──────── Information provided ────────
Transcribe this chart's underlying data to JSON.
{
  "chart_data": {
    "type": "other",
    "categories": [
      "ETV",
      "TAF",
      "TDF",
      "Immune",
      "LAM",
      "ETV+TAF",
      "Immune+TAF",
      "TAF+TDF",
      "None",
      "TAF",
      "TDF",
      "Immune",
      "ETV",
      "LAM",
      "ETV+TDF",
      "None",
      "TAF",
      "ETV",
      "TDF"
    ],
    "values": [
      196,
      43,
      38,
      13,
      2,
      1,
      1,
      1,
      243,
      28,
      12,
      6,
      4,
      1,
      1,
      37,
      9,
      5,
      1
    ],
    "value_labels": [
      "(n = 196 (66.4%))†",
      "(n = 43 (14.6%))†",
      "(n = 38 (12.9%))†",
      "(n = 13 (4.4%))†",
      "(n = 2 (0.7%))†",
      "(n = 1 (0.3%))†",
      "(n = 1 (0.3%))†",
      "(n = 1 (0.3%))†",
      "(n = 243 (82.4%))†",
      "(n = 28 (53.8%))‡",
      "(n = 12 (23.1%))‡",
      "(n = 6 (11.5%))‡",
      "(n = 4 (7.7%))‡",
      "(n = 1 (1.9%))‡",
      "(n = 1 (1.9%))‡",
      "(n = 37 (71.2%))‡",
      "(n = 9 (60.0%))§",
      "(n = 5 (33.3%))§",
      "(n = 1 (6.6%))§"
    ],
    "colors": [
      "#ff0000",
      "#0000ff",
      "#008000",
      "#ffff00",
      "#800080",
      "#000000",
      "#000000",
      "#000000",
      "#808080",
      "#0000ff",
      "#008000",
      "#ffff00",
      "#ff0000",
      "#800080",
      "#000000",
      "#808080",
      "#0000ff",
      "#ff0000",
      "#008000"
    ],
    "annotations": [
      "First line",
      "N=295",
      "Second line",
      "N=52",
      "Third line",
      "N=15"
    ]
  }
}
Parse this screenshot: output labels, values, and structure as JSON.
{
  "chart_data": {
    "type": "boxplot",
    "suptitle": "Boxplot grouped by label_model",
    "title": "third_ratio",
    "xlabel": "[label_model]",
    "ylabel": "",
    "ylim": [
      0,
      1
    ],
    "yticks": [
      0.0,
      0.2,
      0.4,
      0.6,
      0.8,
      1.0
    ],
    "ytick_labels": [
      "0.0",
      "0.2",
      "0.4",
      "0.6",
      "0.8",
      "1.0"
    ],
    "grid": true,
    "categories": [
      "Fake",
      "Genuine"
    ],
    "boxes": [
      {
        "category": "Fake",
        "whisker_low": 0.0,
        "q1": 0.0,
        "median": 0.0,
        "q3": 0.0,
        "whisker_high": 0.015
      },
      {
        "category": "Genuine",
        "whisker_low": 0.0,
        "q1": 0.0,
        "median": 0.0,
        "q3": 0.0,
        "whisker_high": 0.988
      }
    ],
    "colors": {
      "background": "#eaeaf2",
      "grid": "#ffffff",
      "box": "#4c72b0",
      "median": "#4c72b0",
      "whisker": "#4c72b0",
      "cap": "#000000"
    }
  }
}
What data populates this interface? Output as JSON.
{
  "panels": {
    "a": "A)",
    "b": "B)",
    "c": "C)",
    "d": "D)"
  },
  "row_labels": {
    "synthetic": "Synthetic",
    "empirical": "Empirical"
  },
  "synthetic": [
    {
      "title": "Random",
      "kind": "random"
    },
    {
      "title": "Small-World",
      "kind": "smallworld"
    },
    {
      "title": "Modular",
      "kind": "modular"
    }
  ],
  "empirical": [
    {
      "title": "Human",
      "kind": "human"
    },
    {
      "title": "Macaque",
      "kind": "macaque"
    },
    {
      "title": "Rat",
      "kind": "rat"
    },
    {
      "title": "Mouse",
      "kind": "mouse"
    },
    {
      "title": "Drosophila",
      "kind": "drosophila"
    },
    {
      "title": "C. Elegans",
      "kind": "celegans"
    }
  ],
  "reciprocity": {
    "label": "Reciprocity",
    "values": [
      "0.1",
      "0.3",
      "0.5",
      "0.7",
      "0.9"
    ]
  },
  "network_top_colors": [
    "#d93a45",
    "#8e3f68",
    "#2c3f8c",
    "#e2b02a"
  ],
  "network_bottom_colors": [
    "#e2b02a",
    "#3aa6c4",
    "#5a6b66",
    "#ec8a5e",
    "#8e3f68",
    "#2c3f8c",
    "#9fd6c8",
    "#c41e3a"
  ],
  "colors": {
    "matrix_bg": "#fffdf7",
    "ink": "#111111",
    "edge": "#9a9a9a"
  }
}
────────
▶ **What needs to be done**: Transcribe each record exactly. Leave nothing out.

▶ **Exercise solution**:
Transcribe this chart's underlying data to JSON.
{
  "chart_data": {
    "type": "other",
    "categories": [
      "ETV",
      "TAF",
      "TDF",
      "Immune",
      "LAM",
      "ETV+TAF",
      "Immune+TAF",
      "TAF+TDF",
      "None",
      "TAF",
      "TDF",
      "Immune",
      "ETV",
      "LAM",
      "ETV+TDF",
      "None",
      "TAF",
      "ETV",
      "TDF"
    ],
    "values": [
      196,
      43,
      38,
      13,
      2,
      1,
      1,
      1,
      243,
      28,
      12,
      6,
      4,
      1,
      1,
      37,
      9,
      5,
      1
    ],
    "value_labels": [
      "(n = 196 (66.4%))†",
      "(n = 43 (14.6%))†",
      "(n = 38 (12.9%))†",
      "(n = 13 (4.4%))†",
      "(n = 2 (0.7%))†",
      "(n = 1 (0.3%))†",
      "(n = 1 (0.3%))†",
      "(n = 1 (0.3%))†",
      "(n = 243 (82.4%))†",
      "(n = 28 (53.8%))‡",
      "(n = 12 (23.1%))‡",
      "(n = 6 (11.5%))‡",
      "(n = 4 (7.7%))‡",
      "(n = 1 (1.9%))‡",
      "(n = 1 (1.9%))‡",
      "(n = 37 (71.2%))‡",
      "(n = 9 (60.0%))§",
      "(n = 5 (33.3%))§",
      "(n = 1 (6.6%))§"
    ],
    "colors": [
      "#ff0000",
      "#0000ff",
      "#008000",
      "#ffff00",
      "#800080",
      "#000000",
      "#000000",
      "#000000",
      "#808080",
      "#0000ff",
      "#008000",
      "#ffff00",
      "#ff0000",
      "#800080",
      "#000000",
      "#808080",
      "#0000ff",
      "#ff0000",
      "#008000"
    ],
    "annotations": [
      "First line",
      "N=295",
      "Second line",
      "N=52",
      "Third line",
      "N=15"
    ]
  }
}
Parse this screenshot: output labels, values, and structure as JSON.
{
  "chart_data": {
    "type": "boxplot",
    "suptitle": "Boxplot grouped by label_model",
    "title": "third_ratio",
    "xlabel": "[label_model]",
    "ylabel": "",
    "ylim": [
      0,
      1
    ],
    "yticks": [
      0.0,
      0.2,
      0.4,
      0.6,
      0.8,
      1.0
    ],
    "ytick_labels": [
      "0.0",
      "0.2",
      "0.4",
      "0.6",
      "0.8",
      "1.0"
    ],
    "grid": true,
    "categories": [
      "Fake",
      "Genuine"
    ],
    "boxes": [
      {
        "category": "Fake",
        "whisker_low": 0.0,
        "q1": 0.0,
        "median": 0.0,
        "q3": 0.0,
        "whisker_high": 0.015
      },
      {
        "category": "Genuine",
        "whisker_low": 0.0,
        "q1": 0.0,
        "median": 0.0,
        "q3": 0.0,
        "whisker_high": 0.988
      }
    ],
    "colors": {
      "background": "#eaeaf2",
      "grid": "#ffffff",
      "box": "#4c72b0",
      "median": "#4c72b0",
      "whisker": "#4c72b0",
      "cap": "#000000"
    }
  }
}
What data populates this interface? Output as JSON.
{
  "panels": {
    "a": "A)",
    "b": "B)",
    "c": "C)",
    "d": "D)"
  },
  "row_labels": {
    "synthetic": "Synthetic",
    "empirical": "Empirical"
  },
  "synthetic": [
    {
      "title": "Random",
      "kind": "random"
    },
    {
      "title": "Small-World",
      "kind": "smallworld"
    },
    {
      "title": "Modular",
      "kind": "modular"
    }
  ],
  "empirical": [
    {
      "title": "Human",
      "kind": "human"
    },
    {
      "title": "Macaque",
      "kind": "macaque"
    },
    {
      "title": "Rat",
      "kind": "rat"
    },
    {
      "title": "Mouse",
      "kind": "mouse"
    },
    {
      "title": "Drosophila",
      "kind": "drosophila"
    },
    {
      "title": "C. Elegans",
      "kind": "celegans"
    }
  ],
  "reciprocity": {
    "label": "Reciprocity",
    "values": [
      "0.1",
      "0.3",
      "0.5",
      "0.7",
      "0.9"
    ]
  },
  "network_top_colors": [
    "#d93a45",
    "#8e3f68",
    "#2c3f8c",
    "#e2b02a"
  ],
  "network_bottom_colors": [
    "#e2b02a",
    "#3aa6c4",
    "#5a6b66",
    "#ec8a5e",
    "#8e3f68",
    "#2c3f8c",
    "#9fd6c8",
    "#c41e3a"
  ],
  "colors": {
    "matrix_bg": "#fffdf7",
    "ink": "#111111",
    "edge": "#9a9a9a"
  }
}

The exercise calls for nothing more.